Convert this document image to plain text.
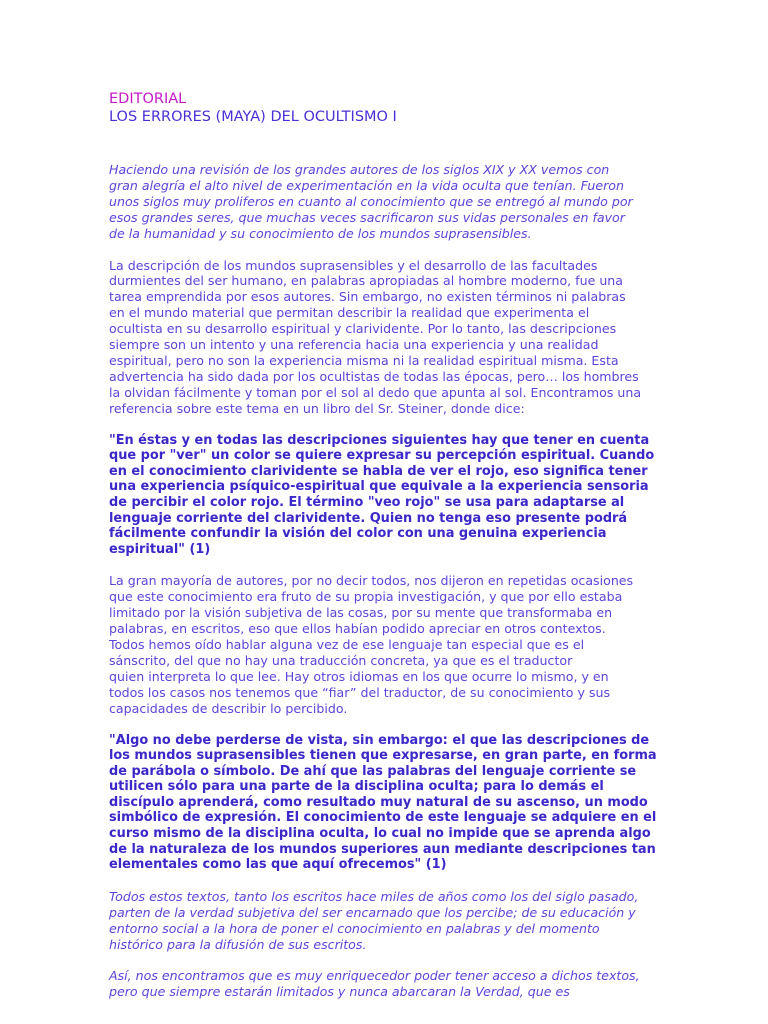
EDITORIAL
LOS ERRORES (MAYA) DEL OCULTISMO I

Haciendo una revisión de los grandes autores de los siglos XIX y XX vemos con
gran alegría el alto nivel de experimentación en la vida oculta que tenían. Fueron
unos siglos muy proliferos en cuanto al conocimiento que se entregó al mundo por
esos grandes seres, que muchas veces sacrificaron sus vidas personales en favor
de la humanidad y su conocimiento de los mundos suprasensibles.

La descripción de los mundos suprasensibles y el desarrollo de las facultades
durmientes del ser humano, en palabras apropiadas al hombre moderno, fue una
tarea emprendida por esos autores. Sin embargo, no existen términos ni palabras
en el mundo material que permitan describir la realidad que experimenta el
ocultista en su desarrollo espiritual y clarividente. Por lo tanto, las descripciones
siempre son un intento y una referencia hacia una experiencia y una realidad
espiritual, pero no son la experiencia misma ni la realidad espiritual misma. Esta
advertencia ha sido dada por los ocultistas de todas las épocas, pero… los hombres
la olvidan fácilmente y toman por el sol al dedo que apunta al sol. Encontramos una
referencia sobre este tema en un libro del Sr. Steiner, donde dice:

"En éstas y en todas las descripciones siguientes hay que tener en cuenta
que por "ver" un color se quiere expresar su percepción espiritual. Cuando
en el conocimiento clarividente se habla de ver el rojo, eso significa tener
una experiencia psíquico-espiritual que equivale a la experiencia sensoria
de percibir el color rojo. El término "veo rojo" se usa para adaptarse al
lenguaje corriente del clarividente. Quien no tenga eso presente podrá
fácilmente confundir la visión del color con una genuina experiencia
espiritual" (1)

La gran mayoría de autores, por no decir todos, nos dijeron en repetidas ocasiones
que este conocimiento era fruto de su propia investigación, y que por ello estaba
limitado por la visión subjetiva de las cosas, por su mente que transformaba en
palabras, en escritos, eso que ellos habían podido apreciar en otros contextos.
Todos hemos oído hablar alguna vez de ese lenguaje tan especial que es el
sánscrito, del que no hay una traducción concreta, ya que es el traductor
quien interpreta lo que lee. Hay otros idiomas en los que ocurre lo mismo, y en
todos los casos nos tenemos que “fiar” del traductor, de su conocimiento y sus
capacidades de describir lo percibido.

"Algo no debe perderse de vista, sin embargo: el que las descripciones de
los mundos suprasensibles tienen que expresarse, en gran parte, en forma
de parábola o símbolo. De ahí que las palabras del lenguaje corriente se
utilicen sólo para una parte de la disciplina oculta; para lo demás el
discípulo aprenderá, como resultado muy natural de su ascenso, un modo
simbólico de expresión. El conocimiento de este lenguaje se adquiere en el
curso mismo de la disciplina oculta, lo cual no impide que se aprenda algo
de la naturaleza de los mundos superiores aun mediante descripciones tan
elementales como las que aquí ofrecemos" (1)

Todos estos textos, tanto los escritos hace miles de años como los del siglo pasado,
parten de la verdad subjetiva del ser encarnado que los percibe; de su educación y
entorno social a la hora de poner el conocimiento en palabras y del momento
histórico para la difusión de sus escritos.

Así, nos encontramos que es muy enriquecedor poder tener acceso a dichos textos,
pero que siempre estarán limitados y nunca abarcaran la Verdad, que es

----

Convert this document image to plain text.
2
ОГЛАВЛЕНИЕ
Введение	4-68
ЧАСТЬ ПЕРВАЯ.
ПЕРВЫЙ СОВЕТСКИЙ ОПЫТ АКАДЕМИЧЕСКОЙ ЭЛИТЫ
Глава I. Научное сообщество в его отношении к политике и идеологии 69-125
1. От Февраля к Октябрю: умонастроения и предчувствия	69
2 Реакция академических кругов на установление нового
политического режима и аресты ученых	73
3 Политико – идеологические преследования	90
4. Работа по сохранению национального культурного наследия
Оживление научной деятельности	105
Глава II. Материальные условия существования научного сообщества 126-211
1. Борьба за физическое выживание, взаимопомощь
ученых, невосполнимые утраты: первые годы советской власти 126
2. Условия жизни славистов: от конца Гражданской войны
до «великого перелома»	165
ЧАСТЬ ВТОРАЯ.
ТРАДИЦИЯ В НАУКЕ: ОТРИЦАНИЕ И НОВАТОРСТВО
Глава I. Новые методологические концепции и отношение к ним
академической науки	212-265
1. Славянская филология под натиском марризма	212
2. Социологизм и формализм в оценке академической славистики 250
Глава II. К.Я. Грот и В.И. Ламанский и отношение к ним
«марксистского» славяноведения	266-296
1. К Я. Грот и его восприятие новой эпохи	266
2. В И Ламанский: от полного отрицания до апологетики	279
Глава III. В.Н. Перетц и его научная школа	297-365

----

Exercise aim:
Where does the word "autores" appear? Return each line that holds it.

The reply:
Haciendo una revisión de los grandes autores de los siglos XIX y XX vemos con
tarea emprendida por esos autores. Sin embargo, no existen términos ni palabras
La gran mayoría de autores, por no decir todos, nos dijeron en repetidas ocasiones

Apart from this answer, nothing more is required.